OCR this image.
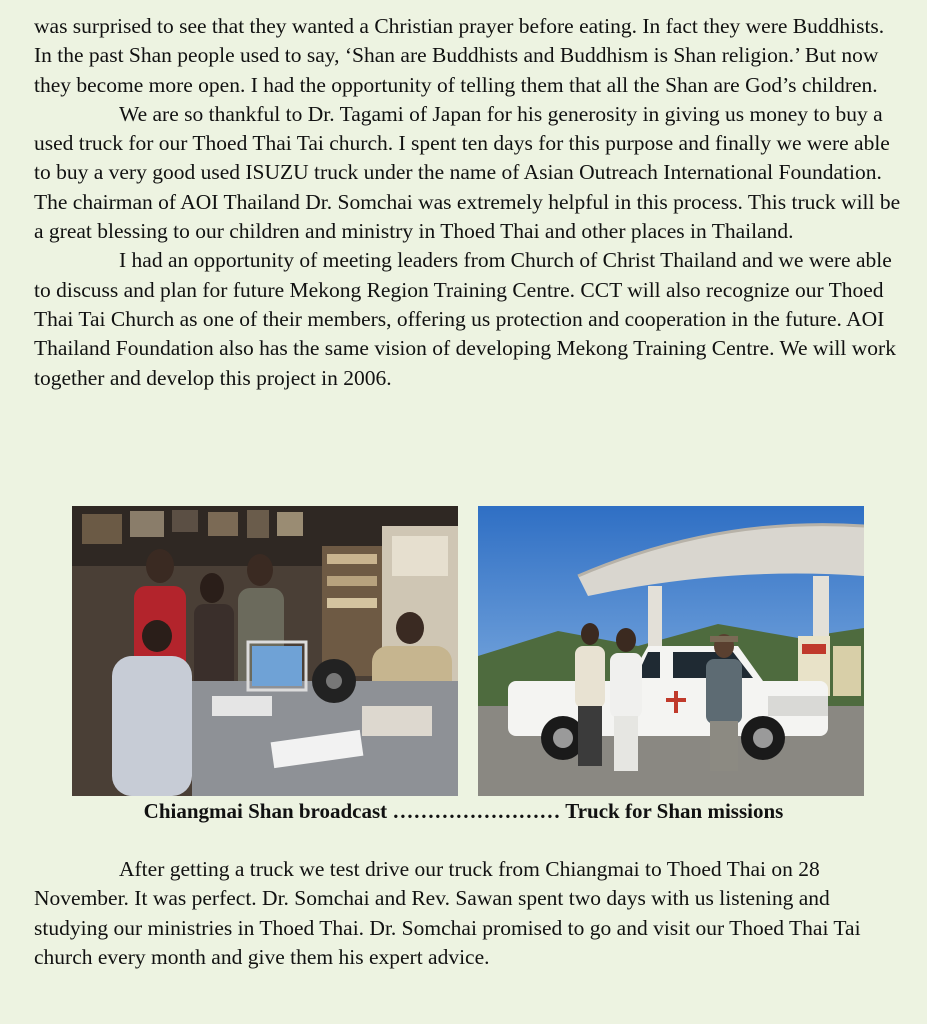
was surprised to see that they wanted a Christian prayer before eating. In fact they were Buddhists. In the past Shan people used to say, ‘Shan are Buddhists and Buddhism is Shan religion.’ But now they become more open. I had the opportunity of telling them that all the Shan are God’s children.

We are so thankful to Dr. Tagami of Japan for his generosity in giving us money to buy a used truck for our Thoed Thai Tai church. I spent ten days for this purpose and finally we were able to buy a very good used ISUZU truck under the name of Asian Outreach International Foundation. The chairman of AOI Thailand Dr. Somchai was extremely helpful in this process. This truck will be a great blessing to our children and ministry in Thoed Thai and other places in Thailand.

I had an opportunity of meeting leaders from Church of Christ Thailand and we were able to discuss and plan for future Mekong Region Training Centre. CCT will also recognize our Thoed Thai Tai Church as one of their members, offering us protection and cooperation in the future. AOI Thailand Foundation also has the same vision of developing Mekong Training Centre. We will work together and develop this project in 2006.

Chiangmai Shan broadcast …………………… Truck for Shan missions

After getting a truck we test drive our truck from Chiangmai to Thoed Thai on 28 November. It was perfect. Dr. Somchai and Rev. Sawan spent two days with us listening and studying our ministries in Thoed Thai. Dr. Somchai promised to go and visit our Thoed Thai Tai church every month and give them his expert advice.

· · · · ·

What to produce => Lines that hold "able" are the ones to copy; find all of them.

Output of the exercise =>
We are so thankful to Dr. Tagami of Japan for his generosity in giving us money to buy a used truck for our Thoed Thai Tai church. I spent ten days for this purpose and finally we were able to buy a very good used ISUZU truck under the name of Asian Outreach International Foundation. The chairman of AOI Thailand Dr. Somchai was extremely helpful in this process. This truck will be a great blessing to our children and ministry in Thoed Thai and other places in Thailand.
I had an opportunity of meeting leaders from Church of Christ Thailand and we were able to discuss and plan for future Mekong Region Training Centre. CCT will also recognize our Thoed Thai Tai Church as one of their members, offering us protection and cooperation in the future. AOI Thailand Foundation also has the same vision of developing Mekong Training Centre. We will work together and develop this project in 2006.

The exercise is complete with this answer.